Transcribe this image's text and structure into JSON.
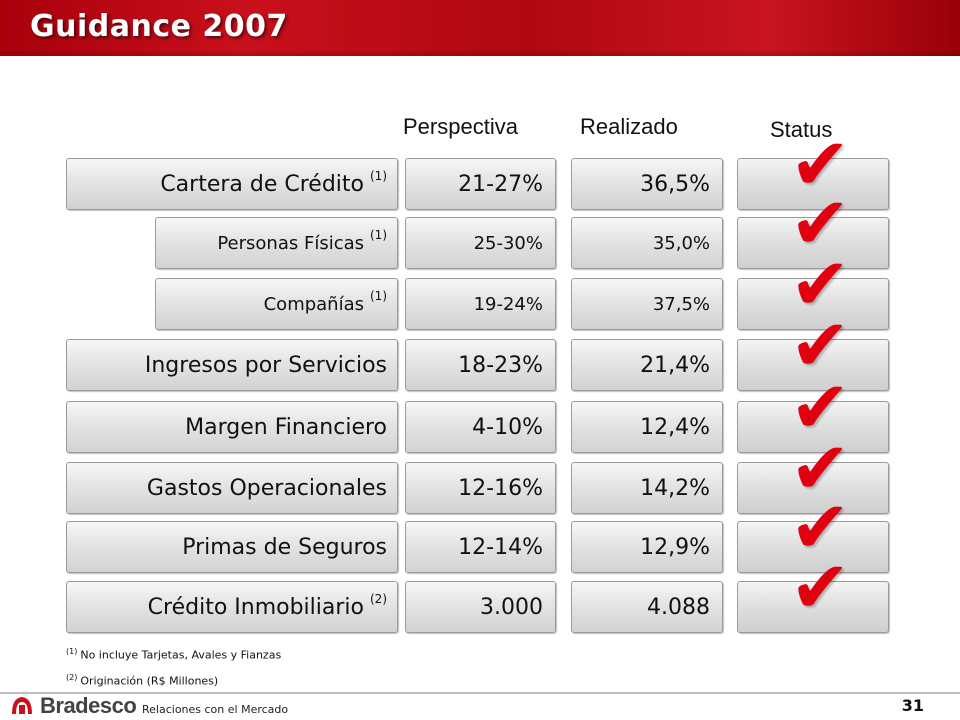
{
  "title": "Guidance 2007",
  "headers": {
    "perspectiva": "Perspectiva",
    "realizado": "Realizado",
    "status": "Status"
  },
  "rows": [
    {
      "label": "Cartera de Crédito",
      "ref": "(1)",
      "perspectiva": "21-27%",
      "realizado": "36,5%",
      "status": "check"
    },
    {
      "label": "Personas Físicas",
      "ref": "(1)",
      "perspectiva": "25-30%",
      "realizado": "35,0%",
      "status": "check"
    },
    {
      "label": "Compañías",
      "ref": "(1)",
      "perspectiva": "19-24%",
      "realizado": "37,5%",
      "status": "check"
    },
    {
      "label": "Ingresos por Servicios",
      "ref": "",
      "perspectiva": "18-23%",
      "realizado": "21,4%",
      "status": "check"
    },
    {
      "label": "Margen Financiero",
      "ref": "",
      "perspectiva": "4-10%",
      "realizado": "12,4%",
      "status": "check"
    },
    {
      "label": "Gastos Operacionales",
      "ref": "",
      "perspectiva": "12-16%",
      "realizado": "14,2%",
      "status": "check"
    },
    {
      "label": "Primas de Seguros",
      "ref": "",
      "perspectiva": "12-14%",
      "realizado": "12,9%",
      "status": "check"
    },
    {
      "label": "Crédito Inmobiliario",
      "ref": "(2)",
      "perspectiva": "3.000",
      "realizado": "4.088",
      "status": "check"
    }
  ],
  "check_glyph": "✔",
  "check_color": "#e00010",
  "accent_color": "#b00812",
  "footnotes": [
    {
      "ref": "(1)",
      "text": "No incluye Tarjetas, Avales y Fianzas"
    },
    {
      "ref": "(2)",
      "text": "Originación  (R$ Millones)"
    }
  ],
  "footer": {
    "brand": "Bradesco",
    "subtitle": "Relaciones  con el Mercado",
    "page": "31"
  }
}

+ + + + + + +

Directive: Write out every entry again word for word, without any of the pictures.

Output:
Transcribe this image's text and structure into JSON.
{
  "title": "Guidance 2007",
  "headers": {
    "perspectiva": "Perspectiva",
    "realizado": "Realizado",
    "status": "Status"
  },
  "rows": [
    {
      "label": "Cartera de Crédito",
      "ref": "(1)",
      "perspectiva": "21-27%",
      "realizado": "36,5%",
      "status": "check"
    },
    {
      "label": "Personas Físicas",
      "ref": "(1)",
      "perspectiva": "25-30%",
      "realizado": "35,0%",
      "status": "check"
    },
    {
      "label": "Compañías",
      "ref": "(1)",
      "perspectiva": "19-24%",
      "realizado": "37,5%",
      "status": "check"
    },
    {
      "label": "Ingresos por Servicios",
      "ref": "",
      "perspectiva": "18-23%",
      "realizado": "21,4%",
      "status": "check"
    },
    {
      "label": "Margen Financiero",
      "ref": "",
      "perspectiva": "4-10%",
      "realizado": "12,4%",
      "status": "check"
    },
    {
      "label": "Gastos Operacionales",
      "ref": "",
      "perspectiva": "12-16%",
      "realizado": "14,2%",
      "status": "check"
    },
    {
      "label": "Primas de Seguros",
      "ref": "",
      "perspectiva": "12-14%",
      "realizado": "12,9%",
      "status": "check"
    },
    {
      "label": "Crédito Inmobiliario",
      "ref": "(2)",
      "perspectiva": "3.000",
      "realizado": "4.088",
      "status": "check"
    }
  ],
  "check_glyph": "✔",
  "check_color": "#e00010",
  "accent_color": "#b00812",
  "footnotes": [
    {
      "ref": "(1)",
      "text": "No incluye Tarjetas, Avales y Fianzas"
    },
    {
      "ref": "(2)",
      "text": "Originación  (R$ Millones)"
    }
  ],
  "footer": {
    "brand": "Bradesco",
    "subtitle": "Relaciones  con el Mercado",
    "page": "31"
  }
}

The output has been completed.